Source material =>
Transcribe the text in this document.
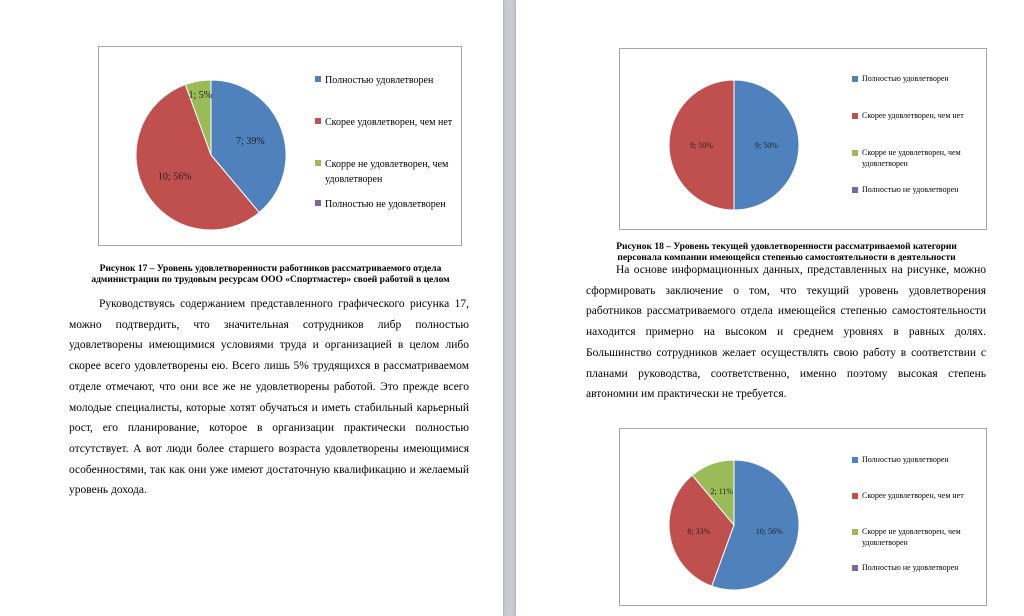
7; 39%
10; 56%
1; 5%
Полностью удовлетворен
Скорее удовлетворен, чем нет
Скорре не удовлетворен, чем удовлетворен
Полностью не удовлетворен
Рисунок 17 – Уровень удовлетворенности работников рассматриваемого отдела администрации по трудовым ресурсам ООО «Спортмастер» своей работой в целом

Руководствуясь содержанием представленного графического рисунка 17, можно подтвердить, что значительная сотрудников либр полностью удовлетворены имеющимися условиями труда и организацией в целом либо скорее всего удовлетворены ею. Всего лишь 5% трудящихся в рассматриваемом отделе отмечают, что они все же не удовлетворены работой. Это прежде всего молодые специалисты, которые хотят обучаться и иметь стабильный карьерный рост, его планирование, которое в организации практически полностью отсутствует. А вот люди более старшего возраста удовлетворены имеющимися особенностями, так как они уже имеют достаточную квалификацию и желаемый уровень дохода.

9; 50%
9; 50%
Полностью удовлетворен
Скорее удовлетворен, чем нет
Скорре не удовлетворен, чем удовлетворен
Полностью не удовлетворен
Рисунок 18 – Уровень текущей удовлетворенности рассматриваемой категории персонала компании имеющейся степенью самостоятельности в деятельности

На основе информационных данных, представленных на рисунке, можно сформировать заключение о том, что текущий уровень удовлетворения работников рассматриваемого отдела имеющейся степенью самостоятельности находится примерно на высоком и среднем уровнях в равных долях. Большинство сотрудников желает осуществлять свою работу в соответствии с планами руководства, соответственно, именно поэтому высокая степень автономии им практически не требуется.

10; 56%
6; 33%
2; 11%
Полностью удовлетворен
Скорее удовлетворен, чем нет
Скорре не удовлетворен, чем удовлетворен
Полностью не удовлетворен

Request => Pictures are excluded; repeat every record exactly.

Answer =>
Transcribe the text in this document.
7; 39%
10; 56%
1; 5%
Полностью удовлетворен
Скорее удовлетворен, чем нет
Скорре не удовлетворен, чем удовлетворен
Полностью не удовлетворен
Рисунок 17 – Уровень удовлетворенности работников рассматриваемого отдела администрации по трудовым ресурсам ООО «Спортмастер» своей работой в целом

Руководствуясь содержанием представленного графического рисунка 17, можно подтвердить, что значительная сотрудников либр полностью удовлетворены имеющимися условиями труда и организацией в целом либо скорее всего удовлетворены ею. Всего лишь 5% трудящихся в рассматриваемом отделе отмечают, что они все же не удовлетворены работой. Это прежде всего молодые специалисты, которые хотят обучаться и иметь стабильный карьерный рост, его планирование, которое в организации практически полностью отсутствует. А вот люди более старшего возраста удовлетворены имеющимися особенностями, так как они уже имеют достаточную квалификацию и желаемый уровень дохода.

9; 50%
9; 50%
Полностью удовлетворен
Скорее удовлетворен, чем нет
Скорре не удовлетворен, чем удовлетворен
Полностью не удовлетворен
Рисунок 18 – Уровень текущей удовлетворенности рассматриваемой категории персонала компании имеющейся степенью самостоятельности в деятельности

На основе информационных данных, представленных на рисунке, можно сформировать заключение о том, что текущий уровень удовлетворения работников рассматриваемого отдела имеющейся степенью самостоятельности находится примерно на высоком и среднем уровнях в равных долях. Большинство сотрудников желает осуществлять свою работу в соответствии с планами руководства, соответственно, именно поэтому высокая степень автономии им практически не требуется.

10; 56%
6; 33%
2; 11%
Полностью удовлетворен
Скорее удовлетворен, чем нет
Скорре не удовлетворен, чем удовлетворен
Полностью не удовлетворен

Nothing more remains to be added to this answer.